### Supplied information

---

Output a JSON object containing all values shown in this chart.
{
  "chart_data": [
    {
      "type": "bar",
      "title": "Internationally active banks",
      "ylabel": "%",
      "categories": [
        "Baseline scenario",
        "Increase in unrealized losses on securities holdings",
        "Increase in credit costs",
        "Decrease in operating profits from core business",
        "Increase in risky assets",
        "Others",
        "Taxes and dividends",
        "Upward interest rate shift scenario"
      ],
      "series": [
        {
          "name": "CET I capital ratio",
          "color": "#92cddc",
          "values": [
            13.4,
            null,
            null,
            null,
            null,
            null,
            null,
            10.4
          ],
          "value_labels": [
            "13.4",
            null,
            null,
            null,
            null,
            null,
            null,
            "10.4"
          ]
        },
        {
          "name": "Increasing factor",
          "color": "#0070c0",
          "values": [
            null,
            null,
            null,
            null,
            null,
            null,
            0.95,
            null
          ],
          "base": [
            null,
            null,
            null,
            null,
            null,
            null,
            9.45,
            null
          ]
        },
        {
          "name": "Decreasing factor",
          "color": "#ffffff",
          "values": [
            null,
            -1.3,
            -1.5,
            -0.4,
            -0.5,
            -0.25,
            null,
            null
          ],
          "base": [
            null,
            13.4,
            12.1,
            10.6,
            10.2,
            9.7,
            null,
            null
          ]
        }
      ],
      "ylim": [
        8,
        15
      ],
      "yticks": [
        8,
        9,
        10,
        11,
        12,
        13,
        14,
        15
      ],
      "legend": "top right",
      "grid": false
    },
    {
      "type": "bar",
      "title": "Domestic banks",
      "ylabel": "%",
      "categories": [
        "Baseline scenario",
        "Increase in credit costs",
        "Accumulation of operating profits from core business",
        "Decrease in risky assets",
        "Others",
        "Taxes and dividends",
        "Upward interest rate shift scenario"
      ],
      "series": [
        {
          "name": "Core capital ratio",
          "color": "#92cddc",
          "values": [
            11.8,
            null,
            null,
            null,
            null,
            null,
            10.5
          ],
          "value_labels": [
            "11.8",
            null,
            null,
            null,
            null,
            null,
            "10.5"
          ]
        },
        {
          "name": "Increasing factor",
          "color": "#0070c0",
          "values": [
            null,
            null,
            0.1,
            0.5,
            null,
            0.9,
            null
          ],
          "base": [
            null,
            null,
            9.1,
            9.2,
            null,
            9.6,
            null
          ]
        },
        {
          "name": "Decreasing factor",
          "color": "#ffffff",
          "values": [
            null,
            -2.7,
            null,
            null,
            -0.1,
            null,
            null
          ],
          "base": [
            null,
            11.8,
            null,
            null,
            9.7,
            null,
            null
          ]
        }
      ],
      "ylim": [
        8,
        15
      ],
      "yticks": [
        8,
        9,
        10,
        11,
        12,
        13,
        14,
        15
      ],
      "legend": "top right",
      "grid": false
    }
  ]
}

---

### Brief
Copy every line that contains the string "Increase".

### Finished exercise
        "Increase in unrealized losses on securities holdings",
        "Increase in credit costs",
        "Increase in risky assets",
        "Increase in credit costs",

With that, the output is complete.